— Start Data supplied —
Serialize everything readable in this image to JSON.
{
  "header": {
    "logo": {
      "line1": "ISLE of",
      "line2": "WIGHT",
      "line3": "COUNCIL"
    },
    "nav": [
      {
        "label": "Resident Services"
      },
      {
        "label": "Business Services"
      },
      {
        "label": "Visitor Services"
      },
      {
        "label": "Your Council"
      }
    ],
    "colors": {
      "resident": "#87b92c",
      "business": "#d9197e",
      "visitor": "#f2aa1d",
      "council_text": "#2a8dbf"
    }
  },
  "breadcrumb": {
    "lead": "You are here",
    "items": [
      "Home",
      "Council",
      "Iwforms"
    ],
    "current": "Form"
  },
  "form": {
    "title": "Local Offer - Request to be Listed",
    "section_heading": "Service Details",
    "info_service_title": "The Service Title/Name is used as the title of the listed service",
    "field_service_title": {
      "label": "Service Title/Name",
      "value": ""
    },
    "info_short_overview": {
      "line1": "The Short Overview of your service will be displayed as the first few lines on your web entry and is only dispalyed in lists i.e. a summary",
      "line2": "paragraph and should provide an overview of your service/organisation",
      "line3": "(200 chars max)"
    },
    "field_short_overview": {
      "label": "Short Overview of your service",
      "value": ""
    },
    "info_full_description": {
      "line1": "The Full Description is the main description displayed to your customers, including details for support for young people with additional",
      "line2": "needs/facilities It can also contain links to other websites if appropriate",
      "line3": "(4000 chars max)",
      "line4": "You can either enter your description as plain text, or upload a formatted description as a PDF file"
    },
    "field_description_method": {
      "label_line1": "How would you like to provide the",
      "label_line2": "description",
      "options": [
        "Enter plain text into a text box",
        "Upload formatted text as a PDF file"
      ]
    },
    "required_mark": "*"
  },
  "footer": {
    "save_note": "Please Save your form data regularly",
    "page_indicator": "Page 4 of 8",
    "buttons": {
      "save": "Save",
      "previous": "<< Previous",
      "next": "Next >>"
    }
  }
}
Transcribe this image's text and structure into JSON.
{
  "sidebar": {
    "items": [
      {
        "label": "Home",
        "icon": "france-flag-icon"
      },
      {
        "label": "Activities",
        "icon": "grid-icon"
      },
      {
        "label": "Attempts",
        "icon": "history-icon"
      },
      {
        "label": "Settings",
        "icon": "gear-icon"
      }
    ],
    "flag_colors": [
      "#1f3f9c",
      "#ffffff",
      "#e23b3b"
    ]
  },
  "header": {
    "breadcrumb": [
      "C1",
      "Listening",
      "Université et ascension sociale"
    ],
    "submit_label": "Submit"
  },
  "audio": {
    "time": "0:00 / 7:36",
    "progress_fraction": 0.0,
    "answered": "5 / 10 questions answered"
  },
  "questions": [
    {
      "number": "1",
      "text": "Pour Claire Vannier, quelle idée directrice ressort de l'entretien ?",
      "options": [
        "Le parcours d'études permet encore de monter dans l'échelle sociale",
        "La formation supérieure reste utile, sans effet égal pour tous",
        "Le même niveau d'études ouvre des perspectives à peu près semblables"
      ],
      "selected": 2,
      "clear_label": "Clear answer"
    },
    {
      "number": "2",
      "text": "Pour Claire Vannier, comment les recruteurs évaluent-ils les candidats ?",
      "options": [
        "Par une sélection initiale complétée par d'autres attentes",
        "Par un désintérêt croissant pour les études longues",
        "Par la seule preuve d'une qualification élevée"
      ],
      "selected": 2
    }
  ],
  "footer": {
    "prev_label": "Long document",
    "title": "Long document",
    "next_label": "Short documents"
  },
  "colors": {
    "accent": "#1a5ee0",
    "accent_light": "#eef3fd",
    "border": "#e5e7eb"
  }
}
— End Data supplied —
* [Work instructions]: Extract all of the data shown above without alteration.

* [Answer below]:
Serialize everything readable in this image to JSON.
{
  "header": {
    "logo": {
      "line1": "ISLE of",
      "line2": "WIGHT",
      "line3": "COUNCIL"
    },
    "nav": [
      {
        "label": "Resident Services"
      },
      {
        "label": "Business Services"
      },
      {
        "label": "Visitor Services"
      },
      {
        "label": "Your Council"
      }
    ],
    "colors": {
      "resident": "#87b92c",
      "business": "#d9197e",
      "visitor": "#f2aa1d",
      "council_text": "#2a8dbf"
    }
  },
  "breadcrumb": {
    "lead": "You are here",
    "items": [
      "Home",
      "Council",
      "Iwforms"
    ],
    "current": "Form"
  },
  "form": {
    "title": "Local Offer - Request to be Listed",
    "section_heading": "Service Details",
    "info_service_title": "The Service Title/Name is used as the title of the listed service",
    "field_service_title": {
      "label": "Service Title/Name",
      "value": ""
    },
    "info_short_overview": {
      "line1": "The Short Overview of your service will be displayed as the first few lines on your web entry and is only dispalyed in lists i.e. a summary",
      "line2": "paragraph and should provide an overview of your service/organisation",
      "line3": "(200 chars max)"
    },
    "field_short_overview": {
      "label": "Short Overview of your service",
      "value": ""
    },
    "info_full_description": {
      "line1": "The Full Description is the main description displayed to your customers, including details for support for young people with additional",
      "line2": "needs/facilities It can also contain links to other websites if appropriate",
      "line3": "(4000 chars max)",
      "line4": "You can either enter your description as plain text, or upload a formatted description as a PDF file"
    },
    "field_description_method": {
      "label_line1": "How would you like to provide the",
      "label_line2": "description",
      "options": [
        "Enter plain text into a text box",
        "Upload formatted text as a PDF file"
      ]
    },
    "required_mark": "*"
  },
  "footer": {
    "save_note": "Please Save your form data regularly",
    "page_indicator": "Page 4 of 8",
    "buttons": {
      "save": "Save",
      "previous": "<< Previous",
      "next": "Next >>"
    }
  }
}
Transcribe this image's text and structure into JSON.
{
  "sidebar": {
    "items": [
      {
        "label": "Home",
        "icon": "france-flag-icon"
      },
      {
        "label": "Activities",
        "icon": "grid-icon"
      },
      {
        "label": "Attempts",
        "icon": "history-icon"
      },
      {
        "label": "Settings",
        "icon": "gear-icon"
      }
    ],
    "flag_colors": [
      "#1f3f9c",
      "#ffffff",
      "#e23b3b"
    ]
  },
  "header": {
    "breadcrumb": [
      "C1",
      "Listening",
      "Université et ascension sociale"
    ],
    "submit_label": "Submit"
  },
  "audio": {
    "time": "0:00 / 7:36",
    "progress_fraction": 0.0,
    "answered": "5 / 10 questions answered"
  },
  "questions": [
    {
      "number": "1",
      "text": "Pour Claire Vannier, quelle idée directrice ressort de l'entretien ?",
      "options": [
        "Le parcours d'études permet encore de monter dans l'échelle sociale",
        "La formation supérieure reste utile, sans effet égal pour tous",
        "Le même niveau d'études ouvre des perspectives à peu près semblables"
      ],
      "selected": 2,
      "clear_label": "Clear answer"
    },
    {
      "number": "2",
      "text": "Pour Claire Vannier, comment les recruteurs évaluent-ils les candidats ?",
      "options": [
        "Par une sélection initiale complétée par d'autres attentes",
        "Par un désintérêt croissant pour les études longues",
        "Par la seule preuve d'une qualification élevée"
      ],
      "selected": 2
    }
  ],
  "footer": {
    "prev_label": "Long document",
    "title": "Long document",
    "next_label": "Short documents"
  },
  "colors": {
    "accent": "#1a5ee0",
    "accent_light": "#eef3fd",
    "border": "#e5e7eb"
  }
}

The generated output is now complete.